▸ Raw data

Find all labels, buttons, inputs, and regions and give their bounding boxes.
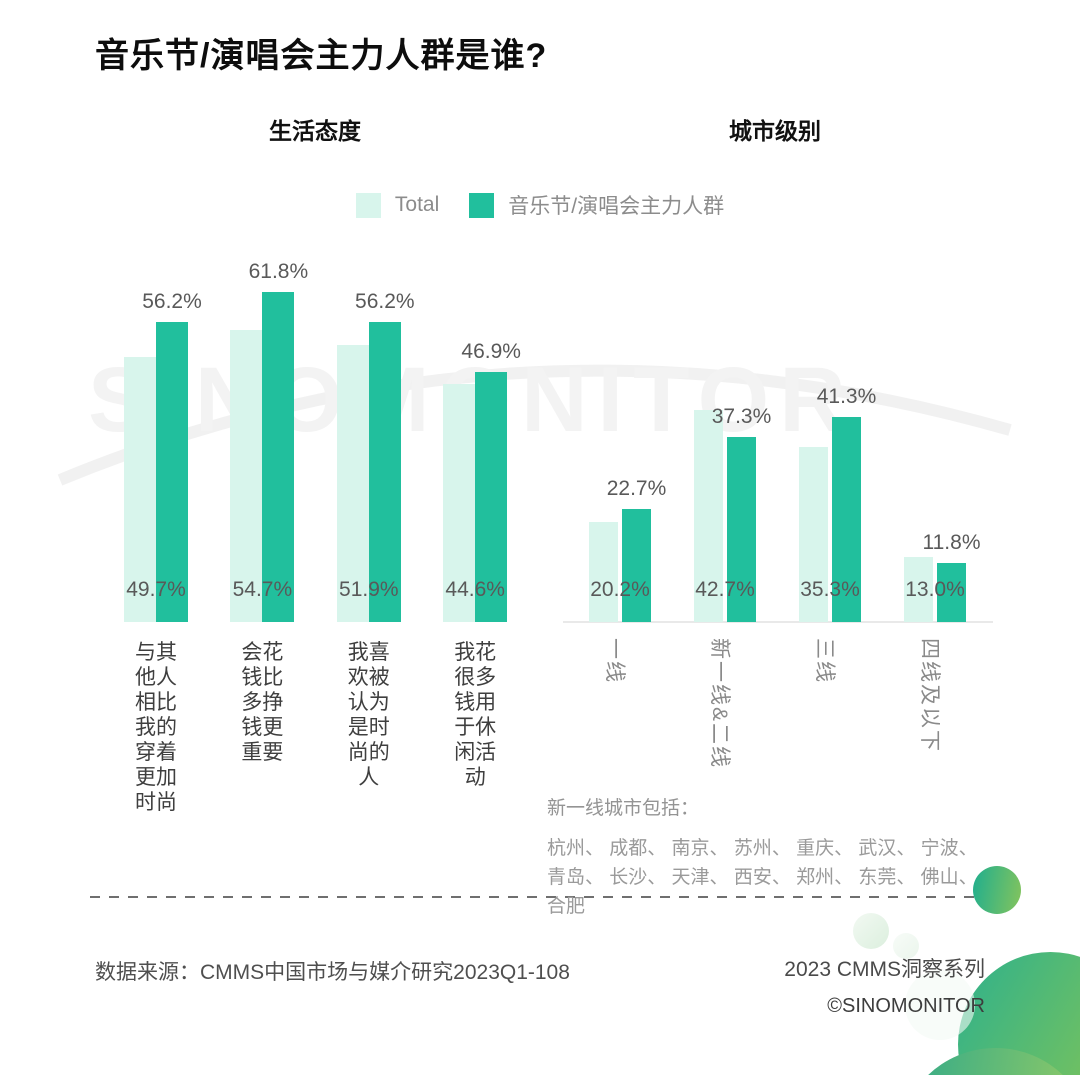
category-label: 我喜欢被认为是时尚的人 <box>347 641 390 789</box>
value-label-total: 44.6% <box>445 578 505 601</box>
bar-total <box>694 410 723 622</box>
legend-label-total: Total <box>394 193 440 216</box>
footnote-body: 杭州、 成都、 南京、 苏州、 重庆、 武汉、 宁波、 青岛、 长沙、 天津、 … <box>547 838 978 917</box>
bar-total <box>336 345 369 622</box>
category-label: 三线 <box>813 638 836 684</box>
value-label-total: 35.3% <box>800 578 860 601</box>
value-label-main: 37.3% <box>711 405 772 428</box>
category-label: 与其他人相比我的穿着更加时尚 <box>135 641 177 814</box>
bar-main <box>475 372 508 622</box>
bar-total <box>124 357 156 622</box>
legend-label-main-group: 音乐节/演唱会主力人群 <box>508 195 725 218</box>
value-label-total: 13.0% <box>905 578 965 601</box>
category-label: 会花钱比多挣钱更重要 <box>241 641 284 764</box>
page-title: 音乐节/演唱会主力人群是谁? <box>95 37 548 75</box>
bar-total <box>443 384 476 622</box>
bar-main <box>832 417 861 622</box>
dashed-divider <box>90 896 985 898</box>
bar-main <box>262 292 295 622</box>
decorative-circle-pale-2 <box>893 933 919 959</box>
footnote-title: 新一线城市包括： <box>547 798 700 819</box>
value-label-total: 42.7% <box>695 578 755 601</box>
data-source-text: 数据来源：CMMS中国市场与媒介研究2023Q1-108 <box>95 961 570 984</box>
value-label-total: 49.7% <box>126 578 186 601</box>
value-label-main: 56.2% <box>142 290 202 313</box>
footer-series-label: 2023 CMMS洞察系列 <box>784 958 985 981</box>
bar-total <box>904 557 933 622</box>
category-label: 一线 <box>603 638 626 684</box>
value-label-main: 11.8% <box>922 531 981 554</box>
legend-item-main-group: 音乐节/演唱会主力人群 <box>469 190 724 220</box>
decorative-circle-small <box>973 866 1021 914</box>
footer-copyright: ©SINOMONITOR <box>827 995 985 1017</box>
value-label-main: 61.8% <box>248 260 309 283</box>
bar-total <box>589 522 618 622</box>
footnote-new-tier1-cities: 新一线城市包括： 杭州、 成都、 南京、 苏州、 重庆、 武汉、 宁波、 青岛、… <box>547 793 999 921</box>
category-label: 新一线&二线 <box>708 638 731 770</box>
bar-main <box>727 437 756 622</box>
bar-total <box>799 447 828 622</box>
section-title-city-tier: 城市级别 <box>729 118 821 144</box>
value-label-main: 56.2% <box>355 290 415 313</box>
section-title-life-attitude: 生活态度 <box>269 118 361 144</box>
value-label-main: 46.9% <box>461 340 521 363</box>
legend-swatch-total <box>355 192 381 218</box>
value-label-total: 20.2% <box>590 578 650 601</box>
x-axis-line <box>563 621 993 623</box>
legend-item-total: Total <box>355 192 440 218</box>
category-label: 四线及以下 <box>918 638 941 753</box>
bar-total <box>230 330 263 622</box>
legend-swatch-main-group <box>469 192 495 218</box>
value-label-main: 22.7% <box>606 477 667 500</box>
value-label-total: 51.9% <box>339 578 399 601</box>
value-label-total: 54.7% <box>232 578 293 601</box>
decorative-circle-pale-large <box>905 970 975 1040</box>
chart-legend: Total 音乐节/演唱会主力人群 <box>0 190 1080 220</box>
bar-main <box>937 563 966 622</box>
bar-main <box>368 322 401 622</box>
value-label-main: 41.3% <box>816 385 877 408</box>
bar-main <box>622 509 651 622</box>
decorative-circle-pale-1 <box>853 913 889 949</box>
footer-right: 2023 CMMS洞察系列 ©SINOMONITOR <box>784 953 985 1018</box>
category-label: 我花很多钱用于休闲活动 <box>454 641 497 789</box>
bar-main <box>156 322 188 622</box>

▸ Objective
Render every line of the data above as a Markdown table with the columns No. and Entry, numbering the lines in order. Leave out blank lines and pictures.

▸ Task result
| No. | Entry |
|---|---|
| 1 | Find all labels, buttons, inputs, and regions and give their bounding boxes. |
| 2 | category-label: 我喜欢被认为是时尚的人 <box>347 641 390 789</box> |
| 3 | value-label-total: 44.6% <box>445 578 505 601</box> |
| 4 | bar-total <box>694 410 723 622</box> |
| 5 | legend-label-total: Total <box>394 193 440 216</box> |
| 6 | footnote-body: 杭州、 成都、 南京、 苏州、 重庆、 武汉、 宁波、 青岛、 长沙、 天津、 … <box>547 838 978 917</box> |
| 7 | bar-total <box>336 345 369 622</box> |
| 8 | category-label: 三线 <box>813 638 836 684</box> |
| 9 | value-label-total: 35.3% <box>800 578 860 601</box> |
| 10 | value-label-main: 37.3% <box>711 405 772 428</box> |
| 11 | category-label: 与其他人相比我的穿着更加时尚 <box>135 641 177 814</box> |
| 12 | bar-main <box>475 372 508 622</box> |
| 13 | bar-total <box>124 357 156 622</box> |
| 14 | legend-label-main-group: 音乐节/演唱会主力人群 <box>508 195 725 218</box> |
| 15 | value-label-total: 13.0% <box>905 578 965 601</box> |
| 16 | category-label: 会花钱比多挣钱更重要 <box>241 641 284 764</box> |
| 17 | page-title: 音乐节/演唱会主力人群是谁? <box>95 37 548 75</box> |
| 18 | bar-total <box>443 384 476 622</box> |
| 19 | bar-main <box>832 417 861 622</box> |
| 20 | dashed-divider <box>90 896 985 898</box> |
| 21 | bar-main <box>262 292 295 622</box> |
| 22 | decorative-circle-pale-2 <box>893 933 919 959</box> |
| 23 | footnote-title: 新一线城市包括： <box>547 798 700 819</box> |
| 24 | value-label-total: 42.7% <box>695 578 755 601</box> |
| 25 | data-source-text: 数据来源：CMMS中国市场与媒介研究2023Q1-108 <box>95 961 570 984</box> |
| 26 | value-label-total: 49.7% <box>126 578 186 601</box> |
| 27 | value-label-main: 56.2% <box>142 290 202 313</box> |
| 28 | footer-series-label: 2023 CMMS洞察系列 <box>784 958 985 981</box> |
| 29 | bar-total <box>904 557 933 622</box> |
| 30 | category-label: 一线 <box>603 638 626 684</box> |
| 31 | value-label-main: 11.8% <box>922 531 981 554</box> |
| 32 | legend-item-main-group: 音乐节/演唱会主力人群 <box>469 190 724 220</box> |
| 33 | decorative-circle-small <box>973 866 1021 914</box> |
| 34 | footer-copyright: ©SINOMONITOR <box>827 995 985 1017</box> |
| 35 | value-label-main: 61.8% <box>248 260 309 283</box> |
| 36 | bar-total <box>589 522 618 622</box> |
| 37 | footnote-new-tier1-cities: 新一线城市包括： 杭州、 成都、 南京、 苏州、 重庆、 武汉、 宁波、 青岛、… <box>547 793 999 921</box> |
| 38 | category-label: 新一线&二线 <box>708 638 731 770</box> |
| 39 | bar-main <box>727 437 756 622</box> |
| 40 | bar-total <box>799 447 828 622</box> |
| 41 | section-title-city-tier: 城市级别 <box>729 118 821 144</box> |
| 42 | value-label-main: 56.2% <box>355 290 415 313</box> |
| 43 | section-title-life-attitude: 生活态度 <box>269 118 361 144</box> |
| 44 | value-label-main: 46.9% <box>461 340 521 363</box> |
| 45 | legend-swatch-total <box>355 192 381 218</box> |
| 46 | value-label-total: 20.2% <box>590 578 650 601</box> |
| 47 | x-axis-line <box>563 621 993 623</box> |
| 48 | legend-item-total: Total <box>355 192 440 218</box> |
| 49 | category-label: 四线及以下 <box>918 638 941 753</box> |
| 50 | bar-total <box>230 330 263 622</box> |
| 51 | legend-swatch-main-group <box>469 192 495 218</box> |
| 52 | value-label-main: 22.7% <box>606 477 667 500</box> |
| 53 | value-label-total: 51.9% <box>339 578 399 601</box> |
| 54 | value-label-total: 54.7% <box>232 578 293 601</box> |
| 55 | decorative-circle-pale-large <box>905 970 975 1040</box> |
| 56 | chart-legend: Total 音乐节/演唱会主力人群 <box>0 190 1080 220</box> |
| 57 | bar-main <box>937 563 966 622</box> |
| 58 | bar-main <box>368 322 401 622</box> |
| 59 | value-label-main: 41.3% <box>816 385 877 408</box> |
| 60 | bar-main <box>622 509 651 622</box> |
| 61 | decorative-circle-pale-1 <box>853 913 889 949</box> |
| 62 | footer-right: 2023 CMMS洞察系列 ©SINOMONITOR <box>784 953 985 1018</box> |
| 63 | category-label: 我花很多钱用于休闲活动 <box>454 641 497 789</box> |
| 64 | bar-main <box>156 322 188 622</box> |